▶ [REQUIREMENTS] Copy the lines below verbatim, beginning with the line that includes "What's the underlying" and continuing to the end; leave out everything before it.

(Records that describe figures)
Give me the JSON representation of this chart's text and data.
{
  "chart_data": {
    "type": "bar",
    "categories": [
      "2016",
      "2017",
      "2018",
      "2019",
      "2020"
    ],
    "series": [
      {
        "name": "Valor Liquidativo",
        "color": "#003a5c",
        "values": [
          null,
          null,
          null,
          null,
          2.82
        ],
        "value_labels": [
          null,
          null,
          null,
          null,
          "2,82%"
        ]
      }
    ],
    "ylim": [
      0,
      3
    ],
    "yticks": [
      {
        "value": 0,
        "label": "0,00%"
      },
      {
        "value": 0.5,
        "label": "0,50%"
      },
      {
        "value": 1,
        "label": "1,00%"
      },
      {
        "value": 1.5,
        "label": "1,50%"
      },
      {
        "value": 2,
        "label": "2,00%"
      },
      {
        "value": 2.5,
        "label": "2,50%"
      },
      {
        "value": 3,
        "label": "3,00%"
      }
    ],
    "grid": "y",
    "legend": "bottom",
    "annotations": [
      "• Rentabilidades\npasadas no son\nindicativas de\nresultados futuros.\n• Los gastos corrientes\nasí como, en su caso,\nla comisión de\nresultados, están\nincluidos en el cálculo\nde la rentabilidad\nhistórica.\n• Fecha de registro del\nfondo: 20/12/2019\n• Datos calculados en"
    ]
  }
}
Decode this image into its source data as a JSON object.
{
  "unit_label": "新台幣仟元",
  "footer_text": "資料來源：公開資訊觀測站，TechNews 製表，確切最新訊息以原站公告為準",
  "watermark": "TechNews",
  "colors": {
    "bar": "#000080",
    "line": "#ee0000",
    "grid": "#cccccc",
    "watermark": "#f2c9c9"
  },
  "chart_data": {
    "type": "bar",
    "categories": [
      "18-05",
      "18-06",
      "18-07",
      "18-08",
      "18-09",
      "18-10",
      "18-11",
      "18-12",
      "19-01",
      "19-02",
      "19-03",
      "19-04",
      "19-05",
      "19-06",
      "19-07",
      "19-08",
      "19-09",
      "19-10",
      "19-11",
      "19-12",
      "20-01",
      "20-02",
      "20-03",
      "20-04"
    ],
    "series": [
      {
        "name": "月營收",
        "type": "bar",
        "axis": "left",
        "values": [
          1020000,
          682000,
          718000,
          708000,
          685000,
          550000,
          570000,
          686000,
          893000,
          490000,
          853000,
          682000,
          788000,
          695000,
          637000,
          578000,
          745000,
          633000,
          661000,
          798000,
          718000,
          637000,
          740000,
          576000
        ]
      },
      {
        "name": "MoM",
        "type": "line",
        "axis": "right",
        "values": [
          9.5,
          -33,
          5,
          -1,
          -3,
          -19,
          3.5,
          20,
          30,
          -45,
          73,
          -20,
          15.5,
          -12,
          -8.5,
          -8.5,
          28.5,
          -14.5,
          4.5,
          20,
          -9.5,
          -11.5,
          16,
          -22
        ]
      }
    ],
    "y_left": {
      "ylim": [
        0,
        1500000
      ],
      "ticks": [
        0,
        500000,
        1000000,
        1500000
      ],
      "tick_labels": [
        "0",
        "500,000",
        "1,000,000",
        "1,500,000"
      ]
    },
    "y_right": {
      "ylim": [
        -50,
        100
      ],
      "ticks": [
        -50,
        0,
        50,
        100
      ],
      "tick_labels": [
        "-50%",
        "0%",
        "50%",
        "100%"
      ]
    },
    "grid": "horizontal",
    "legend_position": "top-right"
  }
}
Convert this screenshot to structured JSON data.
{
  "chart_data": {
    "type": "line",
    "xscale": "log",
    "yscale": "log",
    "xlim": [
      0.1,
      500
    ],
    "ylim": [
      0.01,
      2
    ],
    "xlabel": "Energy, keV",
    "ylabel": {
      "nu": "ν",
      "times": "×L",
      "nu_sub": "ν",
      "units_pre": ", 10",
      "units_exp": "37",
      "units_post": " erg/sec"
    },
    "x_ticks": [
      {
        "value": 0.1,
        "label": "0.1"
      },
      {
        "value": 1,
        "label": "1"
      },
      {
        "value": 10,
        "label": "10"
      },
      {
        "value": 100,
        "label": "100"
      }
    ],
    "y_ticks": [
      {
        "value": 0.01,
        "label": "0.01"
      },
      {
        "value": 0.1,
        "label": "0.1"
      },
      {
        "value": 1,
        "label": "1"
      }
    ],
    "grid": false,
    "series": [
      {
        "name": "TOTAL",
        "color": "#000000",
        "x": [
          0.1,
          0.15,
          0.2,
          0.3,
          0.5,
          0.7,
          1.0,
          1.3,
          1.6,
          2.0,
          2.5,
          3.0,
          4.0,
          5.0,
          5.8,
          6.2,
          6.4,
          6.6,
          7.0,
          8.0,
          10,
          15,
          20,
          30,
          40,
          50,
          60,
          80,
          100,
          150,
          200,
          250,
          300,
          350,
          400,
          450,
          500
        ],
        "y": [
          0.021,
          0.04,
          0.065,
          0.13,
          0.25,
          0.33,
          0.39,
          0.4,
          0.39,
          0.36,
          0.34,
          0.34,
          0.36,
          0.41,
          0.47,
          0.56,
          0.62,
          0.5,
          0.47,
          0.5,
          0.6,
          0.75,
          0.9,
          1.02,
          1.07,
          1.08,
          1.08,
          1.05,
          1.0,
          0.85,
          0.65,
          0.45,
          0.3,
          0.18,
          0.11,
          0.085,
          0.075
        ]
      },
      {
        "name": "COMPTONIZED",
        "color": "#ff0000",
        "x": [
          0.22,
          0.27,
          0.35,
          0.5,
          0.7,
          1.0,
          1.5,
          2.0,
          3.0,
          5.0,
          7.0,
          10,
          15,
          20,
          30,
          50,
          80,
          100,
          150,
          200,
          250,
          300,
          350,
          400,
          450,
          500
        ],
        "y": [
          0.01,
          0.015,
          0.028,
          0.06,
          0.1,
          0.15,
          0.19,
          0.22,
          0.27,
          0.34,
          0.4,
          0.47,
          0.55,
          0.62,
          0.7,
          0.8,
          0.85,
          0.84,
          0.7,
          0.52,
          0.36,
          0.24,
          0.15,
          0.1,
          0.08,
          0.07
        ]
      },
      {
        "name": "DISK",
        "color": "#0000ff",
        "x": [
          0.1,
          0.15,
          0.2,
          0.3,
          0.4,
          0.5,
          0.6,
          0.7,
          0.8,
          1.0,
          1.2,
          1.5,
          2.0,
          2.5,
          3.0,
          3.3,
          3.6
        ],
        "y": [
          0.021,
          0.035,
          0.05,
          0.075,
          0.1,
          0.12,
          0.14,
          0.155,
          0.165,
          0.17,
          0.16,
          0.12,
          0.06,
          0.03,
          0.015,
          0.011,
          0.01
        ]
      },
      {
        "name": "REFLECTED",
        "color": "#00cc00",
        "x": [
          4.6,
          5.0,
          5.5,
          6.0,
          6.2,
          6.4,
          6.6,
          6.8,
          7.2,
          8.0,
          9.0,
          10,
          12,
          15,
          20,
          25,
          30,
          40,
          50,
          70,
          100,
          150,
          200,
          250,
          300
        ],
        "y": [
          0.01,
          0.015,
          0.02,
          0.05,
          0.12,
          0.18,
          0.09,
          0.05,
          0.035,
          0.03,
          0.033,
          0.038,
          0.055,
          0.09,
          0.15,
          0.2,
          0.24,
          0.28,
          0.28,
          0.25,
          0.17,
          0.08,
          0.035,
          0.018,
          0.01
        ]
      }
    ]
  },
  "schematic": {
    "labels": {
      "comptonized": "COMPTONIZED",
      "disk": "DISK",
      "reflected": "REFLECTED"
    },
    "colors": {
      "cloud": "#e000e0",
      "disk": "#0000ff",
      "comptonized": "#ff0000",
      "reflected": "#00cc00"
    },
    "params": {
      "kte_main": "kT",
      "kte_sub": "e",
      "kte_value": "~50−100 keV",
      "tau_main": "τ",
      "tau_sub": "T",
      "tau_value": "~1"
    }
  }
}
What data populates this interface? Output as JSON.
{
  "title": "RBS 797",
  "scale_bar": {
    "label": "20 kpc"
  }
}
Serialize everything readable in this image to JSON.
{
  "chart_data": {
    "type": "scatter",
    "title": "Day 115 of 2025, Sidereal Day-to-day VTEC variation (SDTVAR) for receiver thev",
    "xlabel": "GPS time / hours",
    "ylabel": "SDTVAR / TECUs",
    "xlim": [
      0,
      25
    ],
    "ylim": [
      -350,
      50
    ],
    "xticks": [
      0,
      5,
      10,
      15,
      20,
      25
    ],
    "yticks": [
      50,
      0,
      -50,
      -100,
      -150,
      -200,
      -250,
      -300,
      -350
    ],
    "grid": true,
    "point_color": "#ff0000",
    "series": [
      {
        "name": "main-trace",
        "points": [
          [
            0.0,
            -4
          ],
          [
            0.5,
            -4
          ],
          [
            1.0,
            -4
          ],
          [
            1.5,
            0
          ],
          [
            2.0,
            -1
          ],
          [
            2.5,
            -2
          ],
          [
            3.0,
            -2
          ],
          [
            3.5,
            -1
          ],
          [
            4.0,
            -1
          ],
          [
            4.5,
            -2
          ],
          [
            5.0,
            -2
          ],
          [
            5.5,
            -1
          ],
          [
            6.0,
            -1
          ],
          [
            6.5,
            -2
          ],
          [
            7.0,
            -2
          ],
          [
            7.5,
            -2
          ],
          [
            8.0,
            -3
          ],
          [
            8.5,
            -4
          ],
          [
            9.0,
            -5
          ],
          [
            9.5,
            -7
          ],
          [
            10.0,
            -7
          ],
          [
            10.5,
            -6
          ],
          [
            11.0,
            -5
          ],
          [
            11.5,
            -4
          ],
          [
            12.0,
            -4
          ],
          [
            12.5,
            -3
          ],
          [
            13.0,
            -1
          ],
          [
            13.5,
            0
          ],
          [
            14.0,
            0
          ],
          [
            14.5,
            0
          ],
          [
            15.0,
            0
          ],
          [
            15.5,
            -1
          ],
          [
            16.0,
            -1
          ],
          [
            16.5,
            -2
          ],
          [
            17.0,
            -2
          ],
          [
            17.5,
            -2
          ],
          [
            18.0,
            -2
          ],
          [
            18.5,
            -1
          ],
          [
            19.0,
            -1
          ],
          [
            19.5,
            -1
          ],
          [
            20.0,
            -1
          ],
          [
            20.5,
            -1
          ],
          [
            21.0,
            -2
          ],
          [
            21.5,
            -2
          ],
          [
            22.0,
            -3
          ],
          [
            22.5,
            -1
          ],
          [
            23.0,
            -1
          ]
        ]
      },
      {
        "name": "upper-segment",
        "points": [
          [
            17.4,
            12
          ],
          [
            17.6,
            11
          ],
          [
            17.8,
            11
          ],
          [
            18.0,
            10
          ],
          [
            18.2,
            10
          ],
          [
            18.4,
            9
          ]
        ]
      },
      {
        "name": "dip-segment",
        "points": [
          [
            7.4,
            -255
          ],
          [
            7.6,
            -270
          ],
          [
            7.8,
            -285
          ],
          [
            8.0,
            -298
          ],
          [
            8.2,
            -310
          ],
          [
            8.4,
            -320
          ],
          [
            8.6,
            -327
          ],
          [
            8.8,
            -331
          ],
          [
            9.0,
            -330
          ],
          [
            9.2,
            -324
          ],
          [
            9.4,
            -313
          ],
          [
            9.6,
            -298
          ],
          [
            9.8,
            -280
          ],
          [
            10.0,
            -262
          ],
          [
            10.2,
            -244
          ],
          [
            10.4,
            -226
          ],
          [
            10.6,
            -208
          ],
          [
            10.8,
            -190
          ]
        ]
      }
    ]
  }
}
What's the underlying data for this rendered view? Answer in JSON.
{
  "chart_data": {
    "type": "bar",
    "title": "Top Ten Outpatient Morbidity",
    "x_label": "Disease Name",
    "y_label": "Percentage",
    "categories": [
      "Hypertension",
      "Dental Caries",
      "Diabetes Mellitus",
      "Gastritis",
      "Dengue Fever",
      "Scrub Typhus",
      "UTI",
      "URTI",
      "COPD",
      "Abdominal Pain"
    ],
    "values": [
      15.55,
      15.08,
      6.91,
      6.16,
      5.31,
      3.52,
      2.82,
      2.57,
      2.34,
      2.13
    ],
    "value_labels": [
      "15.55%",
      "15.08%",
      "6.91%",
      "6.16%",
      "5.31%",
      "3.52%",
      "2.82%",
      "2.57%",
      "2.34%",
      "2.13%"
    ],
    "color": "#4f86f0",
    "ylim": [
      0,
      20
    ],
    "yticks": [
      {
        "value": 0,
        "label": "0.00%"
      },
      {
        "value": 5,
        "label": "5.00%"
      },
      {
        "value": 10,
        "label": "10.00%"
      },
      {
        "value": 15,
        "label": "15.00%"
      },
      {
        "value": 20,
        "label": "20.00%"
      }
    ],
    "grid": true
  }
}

▶ [TASK RESULT]
What's the underlying data for this rendered view? Answer in JSON.
{
  "chart_data": {
    "type": "bar",
    "title": "Top Ten Outpatient Morbidity",
    "x_label": "Disease Name",
    "y_label": "Percentage",
    "categories": [
      "Hypertension",
      "Dental Caries",
      "Diabetes Mellitus",
      "Gastritis",
      "Dengue Fever",
      "Scrub Typhus",
      "UTI",
      "URTI",
      "COPD",
      "Abdominal Pain"
    ],
    "values": [
      15.55,
      15.08,
      6.91,
      6.16,
      5.31,
      3.52,
      2.82,
      2.57,
      2.34,
      2.13
    ],
    "value_labels": [
      "15.55%",
      "15.08%",
      "6.91%",
      "6.16%",
      "5.31%",
      "3.52%",
      "2.82%",
      "2.57%",
      "2.34%",
      "2.13%"
    ],
    "color": "#4f86f0",
    "ylim": [
      0,
      20
    ],
    "yticks": [
      {
        "value": 0,
        "label": "0.00%"
      },
      {
        "value": 5,
        "label": "5.00%"
      },
      {
        "value": 10,
        "label": "10.00%"
      },
      {
        "value": 15,
        "label": "15.00%"
      },
      {
        "value": 20,
        "label": "20.00%"
      }
    ],
    "grid": true
  }
}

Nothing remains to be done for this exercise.